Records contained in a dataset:
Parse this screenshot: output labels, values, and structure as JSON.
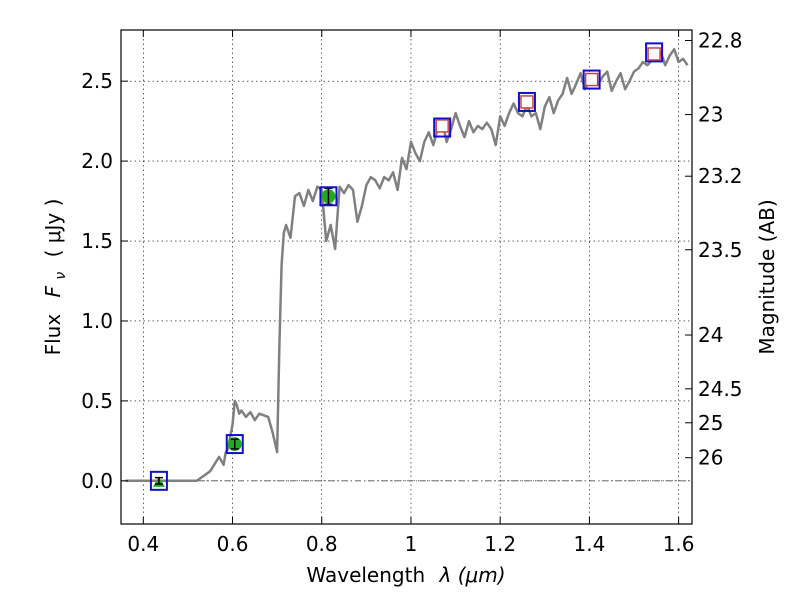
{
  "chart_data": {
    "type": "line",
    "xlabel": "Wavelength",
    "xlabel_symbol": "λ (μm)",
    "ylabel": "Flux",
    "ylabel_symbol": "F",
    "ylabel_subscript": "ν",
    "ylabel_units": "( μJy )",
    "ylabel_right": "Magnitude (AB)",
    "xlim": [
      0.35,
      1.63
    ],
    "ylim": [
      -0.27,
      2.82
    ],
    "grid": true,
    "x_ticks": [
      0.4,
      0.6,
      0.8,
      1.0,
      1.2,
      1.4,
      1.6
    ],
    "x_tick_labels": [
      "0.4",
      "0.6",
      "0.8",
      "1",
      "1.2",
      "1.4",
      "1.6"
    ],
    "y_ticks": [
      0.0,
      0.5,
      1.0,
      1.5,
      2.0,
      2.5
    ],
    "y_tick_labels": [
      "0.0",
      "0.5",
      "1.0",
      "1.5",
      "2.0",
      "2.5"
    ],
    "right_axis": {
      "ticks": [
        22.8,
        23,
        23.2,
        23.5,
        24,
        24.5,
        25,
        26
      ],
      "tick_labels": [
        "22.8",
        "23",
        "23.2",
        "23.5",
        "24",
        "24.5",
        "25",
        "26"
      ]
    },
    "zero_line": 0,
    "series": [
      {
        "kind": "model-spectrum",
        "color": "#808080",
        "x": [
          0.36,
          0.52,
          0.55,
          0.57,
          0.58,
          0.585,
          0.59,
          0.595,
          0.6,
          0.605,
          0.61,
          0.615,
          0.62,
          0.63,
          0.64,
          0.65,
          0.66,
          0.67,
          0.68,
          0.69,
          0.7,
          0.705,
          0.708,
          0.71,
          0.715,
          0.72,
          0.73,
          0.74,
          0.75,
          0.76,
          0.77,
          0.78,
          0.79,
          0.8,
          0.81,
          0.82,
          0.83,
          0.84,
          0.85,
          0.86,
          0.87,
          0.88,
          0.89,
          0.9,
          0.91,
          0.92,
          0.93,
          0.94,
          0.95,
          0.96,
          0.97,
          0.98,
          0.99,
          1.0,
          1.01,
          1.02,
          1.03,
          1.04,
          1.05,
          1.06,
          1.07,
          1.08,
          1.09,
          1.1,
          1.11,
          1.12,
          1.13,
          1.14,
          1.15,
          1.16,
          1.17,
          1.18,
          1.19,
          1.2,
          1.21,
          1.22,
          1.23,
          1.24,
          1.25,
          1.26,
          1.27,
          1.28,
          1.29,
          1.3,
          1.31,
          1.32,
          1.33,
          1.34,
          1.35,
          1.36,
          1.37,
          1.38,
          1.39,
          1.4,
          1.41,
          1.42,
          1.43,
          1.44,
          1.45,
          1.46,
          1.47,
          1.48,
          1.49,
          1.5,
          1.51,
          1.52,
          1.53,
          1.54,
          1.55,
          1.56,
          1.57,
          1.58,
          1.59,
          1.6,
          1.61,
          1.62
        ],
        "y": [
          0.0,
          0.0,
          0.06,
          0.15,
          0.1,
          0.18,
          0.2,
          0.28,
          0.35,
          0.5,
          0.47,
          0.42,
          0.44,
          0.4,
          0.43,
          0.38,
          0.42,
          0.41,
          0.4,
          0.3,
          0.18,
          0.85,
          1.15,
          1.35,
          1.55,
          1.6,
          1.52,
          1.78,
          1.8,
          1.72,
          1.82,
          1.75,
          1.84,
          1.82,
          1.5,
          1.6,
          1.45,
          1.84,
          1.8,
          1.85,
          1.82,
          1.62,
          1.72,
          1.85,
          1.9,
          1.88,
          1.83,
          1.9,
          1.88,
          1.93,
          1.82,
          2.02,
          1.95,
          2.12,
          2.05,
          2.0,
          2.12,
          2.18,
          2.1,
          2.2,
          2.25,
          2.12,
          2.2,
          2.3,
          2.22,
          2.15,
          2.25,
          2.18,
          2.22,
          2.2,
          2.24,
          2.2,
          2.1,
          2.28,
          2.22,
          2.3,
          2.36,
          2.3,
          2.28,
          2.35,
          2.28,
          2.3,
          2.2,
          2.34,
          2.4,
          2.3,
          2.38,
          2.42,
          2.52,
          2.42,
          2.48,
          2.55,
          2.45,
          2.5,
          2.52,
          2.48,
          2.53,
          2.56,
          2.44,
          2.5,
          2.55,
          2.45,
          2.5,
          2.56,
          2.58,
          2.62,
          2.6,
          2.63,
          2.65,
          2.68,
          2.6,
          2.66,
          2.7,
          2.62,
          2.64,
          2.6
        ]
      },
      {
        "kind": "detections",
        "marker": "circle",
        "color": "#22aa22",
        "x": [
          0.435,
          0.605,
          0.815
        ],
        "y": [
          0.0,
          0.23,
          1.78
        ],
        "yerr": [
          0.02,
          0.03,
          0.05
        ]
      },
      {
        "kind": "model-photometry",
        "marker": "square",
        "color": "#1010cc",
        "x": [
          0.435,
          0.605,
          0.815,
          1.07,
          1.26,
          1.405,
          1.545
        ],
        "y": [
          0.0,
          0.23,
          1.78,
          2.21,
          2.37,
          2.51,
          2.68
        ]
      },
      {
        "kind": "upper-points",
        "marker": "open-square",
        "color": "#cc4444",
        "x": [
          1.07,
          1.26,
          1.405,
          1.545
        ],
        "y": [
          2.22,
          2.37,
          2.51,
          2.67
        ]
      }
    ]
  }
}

**TO BE DONE**: Transcribe the listing above verbatim. Omit the pictures.

**TASK ANSWER**:
Parse this screenshot: output labels, values, and structure as JSON.
{
  "chart_data": {
    "type": "line",
    "xlabel": "Wavelength",
    "xlabel_symbol": "λ (μm)",
    "ylabel": "Flux",
    "ylabel_symbol": "F",
    "ylabel_subscript": "ν",
    "ylabel_units": "( μJy )",
    "ylabel_right": "Magnitude (AB)",
    "xlim": [
      0.35,
      1.63
    ],
    "ylim": [
      -0.27,
      2.82
    ],
    "grid": true,
    "x_ticks": [
      0.4,
      0.6,
      0.8,
      1.0,
      1.2,
      1.4,
      1.6
    ],
    "x_tick_labels": [
      "0.4",
      "0.6",
      "0.8",
      "1",
      "1.2",
      "1.4",
      "1.6"
    ],
    "y_ticks": [
      0.0,
      0.5,
      1.0,
      1.5,
      2.0,
      2.5
    ],
    "y_tick_labels": [
      "0.0",
      "0.5",
      "1.0",
      "1.5",
      "2.0",
      "2.5"
    ],
    "right_axis": {
      "ticks": [
        22.8,
        23,
        23.2,
        23.5,
        24,
        24.5,
        25,
        26
      ],
      "tick_labels": [
        "22.8",
        "23",
        "23.2",
        "23.5",
        "24",
        "24.5",
        "25",
        "26"
      ]
    },
    "zero_line": 0,
    "series": [
      {
        "kind": "model-spectrum",
        "color": "#808080",
        "x": [
          0.36,
          0.52,
          0.55,
          0.57,
          0.58,
          0.585,
          0.59,
          0.595,
          0.6,
          0.605,
          0.61,
          0.615,
          0.62,
          0.63,
          0.64,
          0.65,
          0.66,
          0.67,
          0.68,
          0.69,
          0.7,
          0.705,
          0.708,
          0.71,
          0.715,
          0.72,
          0.73,
          0.74,
          0.75,
          0.76,
          0.77,
          0.78,
          0.79,
          0.8,
          0.81,
          0.82,
          0.83,
          0.84,
          0.85,
          0.86,
          0.87,
          0.88,
          0.89,
          0.9,
          0.91,
          0.92,
          0.93,
          0.94,
          0.95,
          0.96,
          0.97,
          0.98,
          0.99,
          1.0,
          1.01,
          1.02,
          1.03,
          1.04,
          1.05,
          1.06,
          1.07,
          1.08,
          1.09,
          1.1,
          1.11,
          1.12,
          1.13,
          1.14,
          1.15,
          1.16,
          1.17,
          1.18,
          1.19,
          1.2,
          1.21,
          1.22,
          1.23,
          1.24,
          1.25,
          1.26,
          1.27,
          1.28,
          1.29,
          1.3,
          1.31,
          1.32,
          1.33,
          1.34,
          1.35,
          1.36,
          1.37,
          1.38,
          1.39,
          1.4,
          1.41,
          1.42,
          1.43,
          1.44,
          1.45,
          1.46,
          1.47,
          1.48,
          1.49,
          1.5,
          1.51,
          1.52,
          1.53,
          1.54,
          1.55,
          1.56,
          1.57,
          1.58,
          1.59,
          1.6,
          1.61,
          1.62
        ],
        "y": [
          0.0,
          0.0,
          0.06,
          0.15,
          0.1,
          0.18,
          0.2,
          0.28,
          0.35,
          0.5,
          0.47,
          0.42,
          0.44,
          0.4,
          0.43,
          0.38,
          0.42,
          0.41,
          0.4,
          0.3,
          0.18,
          0.85,
          1.15,
          1.35,
          1.55,
          1.6,
          1.52,
          1.78,
          1.8,
          1.72,
          1.82,
          1.75,
          1.84,
          1.82,
          1.5,
          1.6,
          1.45,
          1.84,
          1.8,
          1.85,
          1.82,
          1.62,
          1.72,
          1.85,
          1.9,
          1.88,
          1.83,
          1.9,
          1.88,
          1.93,
          1.82,
          2.02,
          1.95,
          2.12,
          2.05,
          2.0,
          2.12,
          2.18,
          2.1,
          2.2,
          2.25,
          2.12,
          2.2,
          2.3,
          2.22,
          2.15,
          2.25,
          2.18,
          2.22,
          2.2,
          2.24,
          2.2,
          2.1,
          2.28,
          2.22,
          2.3,
          2.36,
          2.3,
          2.28,
          2.35,
          2.28,
          2.3,
          2.2,
          2.34,
          2.4,
          2.3,
          2.38,
          2.42,
          2.52,
          2.42,
          2.48,
          2.55,
          2.45,
          2.5,
          2.52,
          2.48,
          2.53,
          2.56,
          2.44,
          2.5,
          2.55,
          2.45,
          2.5,
          2.56,
          2.58,
          2.62,
          2.6,
          2.63,
          2.65,
          2.68,
          2.6,
          2.66,
          2.7,
          2.62,
          2.64,
          2.6
        ]
      },
      {
        "kind": "detections",
        "marker": "circle",
        "color": "#22aa22",
        "x": [
          0.435,
          0.605,
          0.815
        ],
        "y": [
          0.0,
          0.23,
          1.78
        ],
        "yerr": [
          0.02,
          0.03,
          0.05
        ]
      },
      {
        "kind": "model-photometry",
        "marker": "square",
        "color": "#1010cc",
        "x": [
          0.435,
          0.605,
          0.815,
          1.07,
          1.26,
          1.405,
          1.545
        ],
        "y": [
          0.0,
          0.23,
          1.78,
          2.21,
          2.37,
          2.51,
          2.68
        ]
      },
      {
        "kind": "upper-points",
        "marker": "open-square",
        "color": "#cc4444",
        "x": [
          1.07,
          1.26,
          1.405,
          1.545
        ],
        "y": [
          2.22,
          2.37,
          2.51,
          2.67
        ]
      }
    ]
  }
}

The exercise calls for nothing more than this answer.